**PROBLEMS AND TASKS:**
a) Using the passage on tool face alignment, answer these:
(i) What is summed with the measured tool face angle β of tool module 302 to find the actual tool face angle of the adjacent modules?
(ii) When may an angular mismatch between the tool faces arise?
(iii) By what means may the control unit and the sensors communicate?
b) Go on with the passage on tool face alignment, picking up after its final sentence.

**SUPPLIED PASSAGE:**
■ ■ ■ ■

As seen in FIG. 3, the tool faces 303, 305 and 307 all point in different directions. Thus, the angular offset 0′ and 0″ of the tool face 305 and 307 relative to the tool face 303 must be known in order to determine the tool face angles of the adjacent modules 304 and 306. As will be described in greater detail below, embodiments of the present disclosure enable the determination of the tool face angle of one or more tool modules adjacent to tool module 302 by first determining the relative angular offset between tool module 302 and the adjacent tool modules. During operation, determined angular offsets are summed with the measured tool face angle β of tool module 302 to determine the actual tool face angle of the adjacent tool modules 304 and 306. Thus, due to the fixed angular relationship of the tool modules, determining a tool face angle of one tool module enables the determination of the tool face angle of any tool module fixed to that tool module.

Referring now to FIGS. 1 and 4, to determine the relative angular offset of the tool modules in the logging tool 300, the drilling system 10 uses a rotational alignment tool 320. As described previously, there may be an angular mismatch between the tool faces 303, 305, 307 that arise during make-up or assembly of the tool 300. Described below are embodiments of methods and devices for precisely determining the angular differences between the tool faces of the modules 302, 304 and 306, which then enables a correlation of their measurements with “borehole highside” or some other frame of reference.

Referring now to FIG. 4, there is shown one embodiment a rotational alignment system 320 for determining the angular relationship between two or more elements of a portion of a drill string 101. For ease of discussion, such elements are shown as elements 322, 324 and 326. These elements may be tool modules or some other component of the drill string or BHA. Further, these elements may also be components of a tool conveyed into the wellbore via a wire line or slickline. The rotational alignment system 320 includes one or more sensors 330 and a control unit 332. The control unit 332 and the sensors 330 may communicate through a wire or a wireless transmission device (e.g., RF, IR). Moreover, the sensors 330 may be powered using on-board batteries or an external power source. The sensor 330 and control unit 332 cooperate to detect one or more reference objects 334, 336, 338 that are located at a predetermined angular location on the elements 322, 324 and 326, respectively. Generally speaking, the terms “reference object,” “reference marker,” or “alignment marker” as used herein refers to any element or device that may be detected by the sensor 330. Based on the measurements made by the sensor 330, the control unit 332 determines one or more rotational offset values and transmits the value(s) to an external device. For instance, the external device may be a processor 336 configured to operate as a surface logging computer. The processor 336 uses the determined rotational offset values to correlate sensor data eventually provided by the logging tool 300 (FIG. 1) with a selected frame of reference. In another arrangement, the control unit 322 may include a processor that is programmed to determine the rotational offset values and transmit these values to a surface logging computer. In still another arrangement, the control unit 322 may transmit unprocessed sensor data to the surface logging computer, which is programmed to determine the rotational offset values from the received unprocessed sensor data.

A number of methodologies may be employed to determine the relative angular relationships of the tool faces of the elements 322, 224 and 326. A few non-limiting examples are described below.

■ ■ ■ ■

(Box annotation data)
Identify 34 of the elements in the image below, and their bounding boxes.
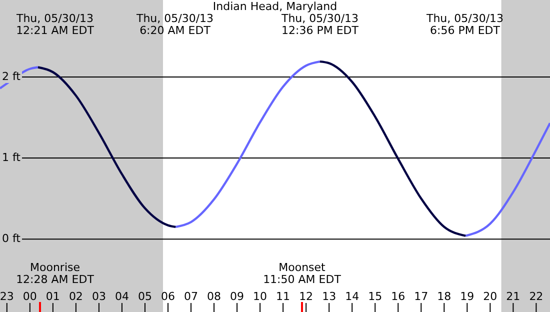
chart-title: Indian Head, Maryland <box>212 0 338 13</box>
x-tick-label: 21 <box>506 290 520 303</box>
annotation: Moonrise 12:28 AM EDT <box>15 261 95 286</box>
x-tick-label: 16 <box>391 290 406 303</box>
x-tick-label: 01 <box>46 290 60 303</box>
x-tick-label: 23 <box>0 290 14 303</box>
y-tick-label: 1 ft <box>1 151 22 164</box>
annotation: Thu, 05/30/13 12:36 PM EDT <box>280 12 360 37</box>
x-tick-label: 00 <box>22 290 37 303</box>
x-tick-label: 22 <box>529 290 544 303</box>
x-tick-label: 12 <box>299 290 314 303</box>
x-tick-label: 03 <box>92 290 106 303</box>
x-tick-label: 13 <box>322 290 336 303</box>
annotation: Thu, 05/30/13 12:21 AM EDT <box>15 12 95 37</box>
x-tick-label: 20 <box>483 290 498 303</box>
x-tick-label: 06 <box>160 290 175 303</box>
x-tick-label: 02 <box>68 290 83 303</box>
x-tick-label: 14 <box>345 290 360 303</box>
x-tick-label: 15 <box>368 290 382 303</box>
x-tick-label: 08 <box>207 290 222 303</box>
x-tick-label: 18 <box>437 290 452 303</box>
x-tick-label: 11 <box>276 290 290 303</box>
annotation: Thu, 05/30/13 6:20 AM EDT <box>135 12 215 37</box>
x-tick-label: 05 <box>138 290 152 303</box>
x-tick-label: 09 <box>230 290 244 303</box>
x-tick-label: 17 <box>414 290 428 303</box>
annotation: Thu, 05/30/13 6:56 PM EDT <box>425 12 505 37</box>
y-tick-label: 0 ft <box>1 232 22 246</box>
x-tick-label: 04 <box>114 290 129 303</box>
x-tick-label: 07 <box>184 290 198 303</box>
x-tick-label: 10 <box>253 290 268 303</box>
annotation: Moonset 11:50 AM EDT <box>262 261 342 286</box>
x-tick-label: 19 <box>460 290 474 303</box>
y-tick-label: 2 ft <box>1 70 22 83</box>
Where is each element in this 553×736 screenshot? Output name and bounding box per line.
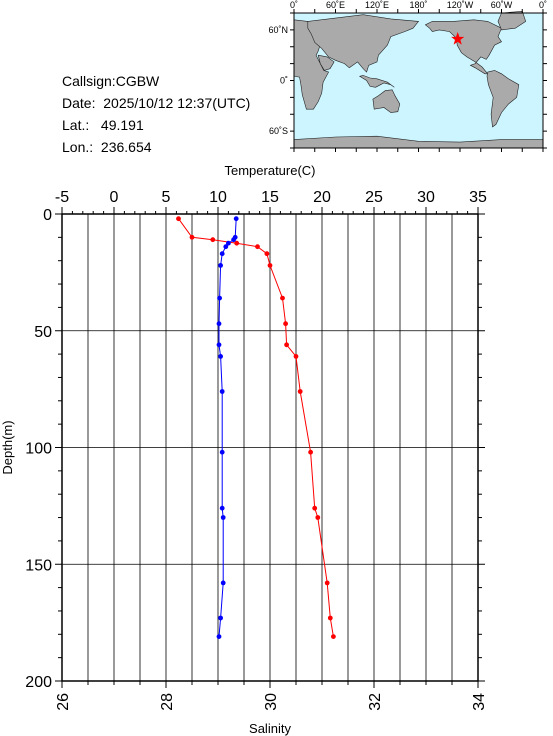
salinity-data-point bbox=[220, 580, 226, 586]
temperature-tick-label: 25 bbox=[365, 189, 383, 206]
depth-tick-label: 100 bbox=[25, 441, 52, 458]
temperature-data-point bbox=[280, 295, 285, 301]
temperature-profile-line bbox=[178, 218, 334, 637]
depth-tick-label: 200 bbox=[25, 674, 52, 691]
callsign-row: Callsign:CGBW bbox=[62, 70, 250, 92]
map-lon-label: 120˚W bbox=[447, 0, 474, 10]
callsign-label: Callsign: bbox=[62, 73, 116, 89]
temperature-tick-label: 30 bbox=[417, 189, 435, 206]
salinity-data-point bbox=[216, 342, 222, 348]
salinity-profile-line bbox=[218, 218, 237, 637]
salinity-data-point bbox=[226, 240, 231, 246]
map-lon-label: 180˚ bbox=[409, 0, 427, 10]
map-land bbox=[486, 70, 520, 128]
salinity-data-point bbox=[218, 263, 224, 268]
depth-tick-label: 0 bbox=[43, 207, 52, 224]
temperature-data-point bbox=[267, 263, 273, 268]
salinity-data-point bbox=[219, 449, 225, 455]
temperature-data-point bbox=[189, 234, 195, 240]
map-lon-label: 0˚ bbox=[290, 0, 298, 10]
date-value: 2025/10/12 12:37(UTC) bbox=[103, 95, 251, 111]
temperature-data-point bbox=[293, 354, 299, 359]
map-land bbox=[372, 89, 401, 113]
temperature-data-point bbox=[176, 216, 181, 222]
salinity-data-point bbox=[231, 237, 237, 243]
temperature-data-point bbox=[284, 342, 289, 348]
salinity-data-point bbox=[219, 389, 225, 394]
location-map: 0˚ 60˚E 120˚E 180˚ 120˚W 60˚W 0˚ 60˚N 0˚ 60˚S bbox=[268, 0, 547, 152]
salinity-data-point bbox=[218, 615, 224, 621]
station-info: Callsign:CGBW Date: 2025/10/12 12:37(UTC… bbox=[62, 70, 250, 158]
salinity-data-point bbox=[219, 251, 225, 257]
temperature-data-point bbox=[324, 580, 330, 586]
salinity-data-point bbox=[219, 505, 225, 511]
temperature-data-point bbox=[297, 389, 303, 394]
salinity-tick-label: 30 bbox=[263, 693, 280, 711]
salinity-data-point bbox=[216, 321, 222, 327]
temperature-tick-label: 35 bbox=[469, 189, 487, 206]
temperature-tick-label: -5 bbox=[55, 189, 69, 206]
map-lat-label: 60˚N bbox=[268, 25, 288, 35]
map-land bbox=[424, 19, 502, 75]
lat-value: 49.191 bbox=[100, 117, 144, 133]
salinity-data-point bbox=[217, 295, 223, 301]
date-row: Date: 2025/10/12 12:37(UTC) bbox=[62, 92, 250, 114]
map-lon-label: 120˚E bbox=[365, 0, 389, 10]
temperature-data-point bbox=[255, 244, 260, 250]
map-land bbox=[317, 54, 335, 71]
date-label: Date: bbox=[62, 95, 96, 111]
temperature-data-point bbox=[308, 449, 313, 455]
station-marker-star bbox=[451, 31, 465, 45]
salinity-tick-label: 32 bbox=[367, 693, 384, 711]
salinity-tick-label: 26 bbox=[55, 693, 72, 711]
salinity-data-point bbox=[216, 634, 222, 639]
salinity-data-point bbox=[220, 515, 226, 520]
depth-tick-label: 150 bbox=[25, 557, 52, 574]
map-lon-label: 0˚ bbox=[539, 0, 547, 10]
map-lat-label: 0˚ bbox=[280, 76, 288, 86]
temperature-data-point bbox=[283, 321, 288, 327]
map-land bbox=[358, 75, 395, 88]
lon-row: Lon.: 236.654 bbox=[62, 136, 250, 158]
depth-tick-label: 50 bbox=[34, 324, 52, 341]
depth-axis-label: Depth(m) bbox=[0, 420, 15, 474]
temperature-tick-label: 0 bbox=[110, 189, 119, 206]
lon-value: 236.654 bbox=[100, 139, 152, 155]
map-lon-label: 60˚W bbox=[491, 0, 513, 10]
map-land bbox=[307, 14, 420, 73]
temperature-tick-label: 20 bbox=[313, 189, 331, 206]
temperature-data-point bbox=[315, 515, 321, 520]
callsign-value: CGBW bbox=[115, 73, 160, 89]
temperature-data-point bbox=[210, 237, 216, 243]
lat-label: Lat.: bbox=[62, 117, 90, 133]
temperature-data-point bbox=[327, 615, 333, 621]
salinity-tick-label: 34 bbox=[471, 693, 488, 711]
lat-row: Lat.: 49.191 bbox=[62, 114, 250, 136]
temperature-tick-label: 15 bbox=[261, 189, 279, 206]
temperature-data-point bbox=[234, 240, 240, 246]
temperature-tick-label: 5 bbox=[162, 189, 171, 206]
lon-label: Lon.: bbox=[62, 139, 94, 155]
temperature-data-point bbox=[264, 251, 270, 257]
map-lat-label: 60˚S bbox=[269, 126, 288, 136]
temperature-data-point bbox=[331, 634, 336, 639]
temperature-tick-label: 10 bbox=[209, 189, 227, 206]
temperature-axis-label: Temperature(C) bbox=[224, 163, 315, 178]
temperature-data-point bbox=[312, 505, 318, 511]
salinity-data-point bbox=[223, 244, 229, 250]
salinity-tick-label: 28 bbox=[159, 693, 176, 711]
salinity-axis-label: Salinity bbox=[249, 721, 291, 736]
salinity-data-point bbox=[218, 354, 224, 359]
map-lon-label: 60˚E bbox=[326, 0, 345, 10]
salinity-data-point bbox=[233, 216, 239, 222]
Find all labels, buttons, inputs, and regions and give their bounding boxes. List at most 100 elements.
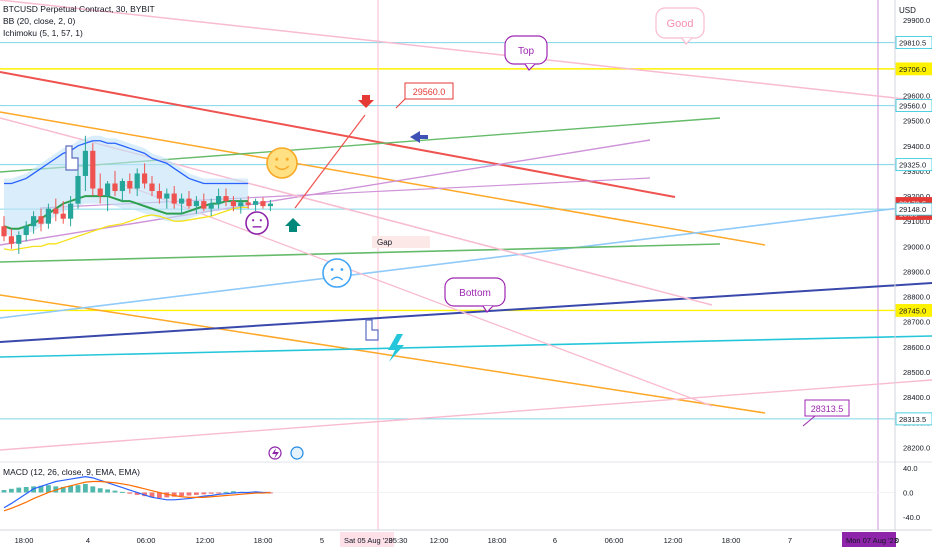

■ ■ ■ ■

**EXPECTED ANSWERS:**
a)
(i) The determined angular offsets.
(ii) During make-up or assembly of the tool.
(iii) Through a wire or a wireless transmission device (e.g., RF, IR).

b)
In one embodiment, the sensor includes an optical camera that captures images of the elements 322, 324 and 326 as these elements are being conveyed into the wellbore 12. The images may be in analog or digital form. The control unit 332 analyzes the images to determine the relative angular positions of the reference objects 334, 336, 338. For instance, upon analyzing the captured images, the control unit 332 could determine that reference objects 334 and 336 have a forty degree angular separation and reference objects 334 and 338 have a fifty degree angular separation. Thus, upon determining the tool face of reference object 334, the tool face of reference objects 336 and 338 may be readily calculated. The camera may utilize visible light or infrared radiation. Moreover, in certain analysis embodiments, the images captured by the sensor may be compared against a reference or baseline image that has been previously stored in the control unit 332.

In another embodiment, the sensor may include a magnetic field sensor to detect the reference objects 334, 336, 338. For example, the reference object 334 could cause a discernable change in the local magnetic field of the drill string. The sensor detects the magnetic field anomaly and the control unit 322 processes the sensor measurements to determine the angular position of the reference object 334.

While two sensors are shown, it should be appreciated that more or fewer sensors may be used to detect the reference objects 334, 336 and 338. For example, a plurality of sensors may be circumferentially arrayed around the drill string. Likewise, while a single reference object is shown at each axially spaced apart location, a plurality of reference objects 340 a,b,c may be circumferentially arrayed around a section of the tubing 101. An exemplar arrangement could include a plurality of uniquely identifiable reference objects, each having a different and known fixed angular orientation with the tool face of the underlying tool module.

The reference objects may be active or passive. A passive object may be a discontinuity on an outer surface of the element 322. The discontinuity may be a physical discontinuity such as gap or raised portion, a discontinuity in a magnetic field, or a change in color. An active object may include a device that emits a signal detectable by the sensor 330. The signal may be an optical, acoustic, electromagnetic or other type of discernable signal. The reference object may be integral or formed on the drill string or attached to the drill string. Moreover, the reference object may be a pre-existing feature on the drill string and not necessarily a feature added to the drill string for the sole purpose of determination angular relationships. The reference objects may be all the same or have unique identifying characteristic. For instance, the reference object 336 could have a shape or emit a signal that allows unique identification by the control unit 322. Suitably configured RFID transponder tags are one non-limiting example of an active reference object.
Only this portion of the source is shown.